*** TEXT EXTRACT
# White nationalists not holding other races in contempt



## autisticdragonkin (Aug 18, 2015)

Adolf Hitler said:
			
		

> Pride in one's own race – and that does not imply contempt for other races – is also a normal and healthy sentiment. I have never regarded the Chinese or the Japanese as being inferior to ourselves. They belong to ancient civilizations, and I admit freely that their past history is superior to our own. They have the right to be proud of their past, just as we have the right to be proud of the civilization to which we belong. Indeed, I believe the more steadfast the Chinese and the Japanese remain in their pride of race, the easier I shall find it to get on with them.[5]


Remember that any white nationalists who claim to not hold other races in contempt are just following the long tradition started by hitler of bullshitting


----------



## DNJACK (Aug 18, 2015)

why limit it to whites?
******
> [SHORT PROBLEM]:
In the forum thread, which user replied with "why limit it to whites?" The items after this forum thread are separate material.
*** DATASET RECORDS
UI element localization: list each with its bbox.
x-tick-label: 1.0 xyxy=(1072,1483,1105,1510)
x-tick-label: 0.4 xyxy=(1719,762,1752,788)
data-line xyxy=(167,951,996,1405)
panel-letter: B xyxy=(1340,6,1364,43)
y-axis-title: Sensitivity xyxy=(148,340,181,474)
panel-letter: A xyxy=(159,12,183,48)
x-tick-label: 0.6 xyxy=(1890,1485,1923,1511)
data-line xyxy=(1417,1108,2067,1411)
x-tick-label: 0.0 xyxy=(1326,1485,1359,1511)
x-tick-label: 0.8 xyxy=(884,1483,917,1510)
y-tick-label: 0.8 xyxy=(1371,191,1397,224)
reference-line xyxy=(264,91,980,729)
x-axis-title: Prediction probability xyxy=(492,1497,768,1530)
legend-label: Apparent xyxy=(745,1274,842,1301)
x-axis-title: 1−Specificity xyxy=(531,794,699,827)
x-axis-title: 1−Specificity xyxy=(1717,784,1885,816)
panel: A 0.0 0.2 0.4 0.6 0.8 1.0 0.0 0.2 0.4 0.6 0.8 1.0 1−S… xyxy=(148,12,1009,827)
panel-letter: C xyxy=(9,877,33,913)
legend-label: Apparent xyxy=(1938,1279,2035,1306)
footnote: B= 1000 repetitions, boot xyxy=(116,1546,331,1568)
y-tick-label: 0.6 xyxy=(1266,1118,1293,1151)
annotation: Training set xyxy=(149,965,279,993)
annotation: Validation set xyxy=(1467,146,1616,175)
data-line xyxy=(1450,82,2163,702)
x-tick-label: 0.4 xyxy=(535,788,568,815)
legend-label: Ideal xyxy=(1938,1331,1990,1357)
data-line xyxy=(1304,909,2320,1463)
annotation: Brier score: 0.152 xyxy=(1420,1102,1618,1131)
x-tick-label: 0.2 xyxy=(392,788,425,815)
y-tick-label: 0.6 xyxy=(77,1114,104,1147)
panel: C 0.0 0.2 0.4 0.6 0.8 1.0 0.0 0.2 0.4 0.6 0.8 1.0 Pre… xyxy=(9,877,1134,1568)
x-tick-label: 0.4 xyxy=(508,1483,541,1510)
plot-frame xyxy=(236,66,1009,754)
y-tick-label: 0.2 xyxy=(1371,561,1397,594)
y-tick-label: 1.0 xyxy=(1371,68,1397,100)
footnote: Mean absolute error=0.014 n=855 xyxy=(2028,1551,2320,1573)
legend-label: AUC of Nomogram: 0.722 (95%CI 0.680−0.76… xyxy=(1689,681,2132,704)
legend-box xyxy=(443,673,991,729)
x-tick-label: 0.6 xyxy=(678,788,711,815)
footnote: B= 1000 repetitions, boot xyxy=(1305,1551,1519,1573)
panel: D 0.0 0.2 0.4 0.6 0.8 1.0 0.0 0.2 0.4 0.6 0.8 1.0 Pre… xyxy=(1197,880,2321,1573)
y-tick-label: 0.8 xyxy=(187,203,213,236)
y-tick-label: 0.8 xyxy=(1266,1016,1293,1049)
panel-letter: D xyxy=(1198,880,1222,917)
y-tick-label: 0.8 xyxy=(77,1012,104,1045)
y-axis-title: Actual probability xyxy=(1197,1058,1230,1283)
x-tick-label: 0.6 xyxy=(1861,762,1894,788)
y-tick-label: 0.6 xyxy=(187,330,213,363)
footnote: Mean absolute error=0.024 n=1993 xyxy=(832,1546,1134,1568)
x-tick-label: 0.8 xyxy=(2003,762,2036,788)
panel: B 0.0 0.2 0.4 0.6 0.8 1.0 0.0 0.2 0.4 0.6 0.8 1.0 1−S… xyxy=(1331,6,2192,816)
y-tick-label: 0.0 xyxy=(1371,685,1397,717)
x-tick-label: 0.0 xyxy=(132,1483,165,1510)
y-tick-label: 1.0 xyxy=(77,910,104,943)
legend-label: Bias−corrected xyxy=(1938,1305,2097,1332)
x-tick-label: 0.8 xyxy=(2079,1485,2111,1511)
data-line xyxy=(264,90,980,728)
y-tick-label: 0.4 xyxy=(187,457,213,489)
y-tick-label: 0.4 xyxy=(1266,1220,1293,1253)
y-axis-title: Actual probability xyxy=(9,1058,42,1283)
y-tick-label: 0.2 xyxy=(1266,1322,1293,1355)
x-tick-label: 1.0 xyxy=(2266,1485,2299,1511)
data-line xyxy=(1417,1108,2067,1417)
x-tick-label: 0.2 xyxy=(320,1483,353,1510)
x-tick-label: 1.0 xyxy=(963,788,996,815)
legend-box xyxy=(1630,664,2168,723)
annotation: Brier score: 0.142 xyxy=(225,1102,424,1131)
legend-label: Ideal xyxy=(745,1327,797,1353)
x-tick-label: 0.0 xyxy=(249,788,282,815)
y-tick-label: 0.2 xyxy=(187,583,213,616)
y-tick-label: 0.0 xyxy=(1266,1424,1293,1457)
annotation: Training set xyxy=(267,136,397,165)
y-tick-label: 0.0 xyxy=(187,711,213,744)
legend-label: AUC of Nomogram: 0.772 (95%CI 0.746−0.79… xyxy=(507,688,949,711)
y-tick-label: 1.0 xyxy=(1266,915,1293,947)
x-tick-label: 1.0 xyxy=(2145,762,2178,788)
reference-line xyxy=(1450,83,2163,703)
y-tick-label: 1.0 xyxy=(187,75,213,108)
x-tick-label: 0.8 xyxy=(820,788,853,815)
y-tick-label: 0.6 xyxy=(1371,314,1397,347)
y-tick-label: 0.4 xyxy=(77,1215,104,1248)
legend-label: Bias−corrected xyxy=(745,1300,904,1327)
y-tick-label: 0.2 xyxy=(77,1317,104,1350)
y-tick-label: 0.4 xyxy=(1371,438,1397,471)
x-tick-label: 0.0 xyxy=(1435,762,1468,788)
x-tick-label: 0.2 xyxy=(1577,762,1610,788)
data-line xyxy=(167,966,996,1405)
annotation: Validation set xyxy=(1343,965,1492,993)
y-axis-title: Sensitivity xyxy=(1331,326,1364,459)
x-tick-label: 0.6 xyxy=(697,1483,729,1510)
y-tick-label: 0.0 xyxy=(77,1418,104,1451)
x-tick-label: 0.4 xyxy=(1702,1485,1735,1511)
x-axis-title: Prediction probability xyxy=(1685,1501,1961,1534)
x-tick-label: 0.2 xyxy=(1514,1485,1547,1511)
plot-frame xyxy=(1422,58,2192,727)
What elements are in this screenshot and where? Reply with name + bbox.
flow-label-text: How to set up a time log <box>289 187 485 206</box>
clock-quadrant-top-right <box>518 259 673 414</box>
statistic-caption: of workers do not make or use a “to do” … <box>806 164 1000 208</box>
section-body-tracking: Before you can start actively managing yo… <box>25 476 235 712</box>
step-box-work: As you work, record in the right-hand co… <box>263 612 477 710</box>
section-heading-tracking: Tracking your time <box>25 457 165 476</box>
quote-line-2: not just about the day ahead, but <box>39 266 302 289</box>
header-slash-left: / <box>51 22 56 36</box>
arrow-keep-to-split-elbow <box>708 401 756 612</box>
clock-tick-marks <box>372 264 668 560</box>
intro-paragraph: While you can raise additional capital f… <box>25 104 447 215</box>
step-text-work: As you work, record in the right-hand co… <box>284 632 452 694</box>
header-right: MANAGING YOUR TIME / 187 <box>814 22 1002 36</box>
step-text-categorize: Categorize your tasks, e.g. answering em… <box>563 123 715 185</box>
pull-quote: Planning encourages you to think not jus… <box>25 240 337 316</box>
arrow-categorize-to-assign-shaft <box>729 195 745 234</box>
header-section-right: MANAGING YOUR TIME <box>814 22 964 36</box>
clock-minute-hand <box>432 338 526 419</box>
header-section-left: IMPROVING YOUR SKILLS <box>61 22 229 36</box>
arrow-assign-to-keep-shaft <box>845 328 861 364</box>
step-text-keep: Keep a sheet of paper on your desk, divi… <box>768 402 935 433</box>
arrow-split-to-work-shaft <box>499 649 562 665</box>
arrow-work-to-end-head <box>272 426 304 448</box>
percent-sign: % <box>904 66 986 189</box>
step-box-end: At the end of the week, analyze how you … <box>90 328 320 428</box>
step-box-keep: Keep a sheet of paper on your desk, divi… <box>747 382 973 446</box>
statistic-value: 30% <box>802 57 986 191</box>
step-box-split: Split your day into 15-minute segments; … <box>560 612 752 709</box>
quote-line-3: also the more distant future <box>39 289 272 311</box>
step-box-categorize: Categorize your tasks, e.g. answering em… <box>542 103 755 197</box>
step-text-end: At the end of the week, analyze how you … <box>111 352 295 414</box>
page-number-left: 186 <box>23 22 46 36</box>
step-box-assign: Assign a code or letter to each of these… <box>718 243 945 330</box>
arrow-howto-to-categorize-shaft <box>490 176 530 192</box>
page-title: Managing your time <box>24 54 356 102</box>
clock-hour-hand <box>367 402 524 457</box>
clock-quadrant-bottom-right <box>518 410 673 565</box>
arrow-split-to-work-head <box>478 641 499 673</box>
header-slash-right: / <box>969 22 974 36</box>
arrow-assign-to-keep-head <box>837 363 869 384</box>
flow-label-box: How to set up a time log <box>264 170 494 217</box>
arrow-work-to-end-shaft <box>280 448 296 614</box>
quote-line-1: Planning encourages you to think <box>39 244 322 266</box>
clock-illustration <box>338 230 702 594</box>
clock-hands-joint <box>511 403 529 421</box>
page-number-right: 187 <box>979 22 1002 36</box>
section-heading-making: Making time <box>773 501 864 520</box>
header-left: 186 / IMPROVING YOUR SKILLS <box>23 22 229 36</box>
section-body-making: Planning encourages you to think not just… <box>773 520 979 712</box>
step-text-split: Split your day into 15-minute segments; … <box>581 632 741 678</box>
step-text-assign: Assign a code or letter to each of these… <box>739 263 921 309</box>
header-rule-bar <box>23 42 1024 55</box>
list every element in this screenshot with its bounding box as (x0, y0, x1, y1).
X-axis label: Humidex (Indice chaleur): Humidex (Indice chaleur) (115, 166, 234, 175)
******
> [FULL RESPONSE]:
DNJACK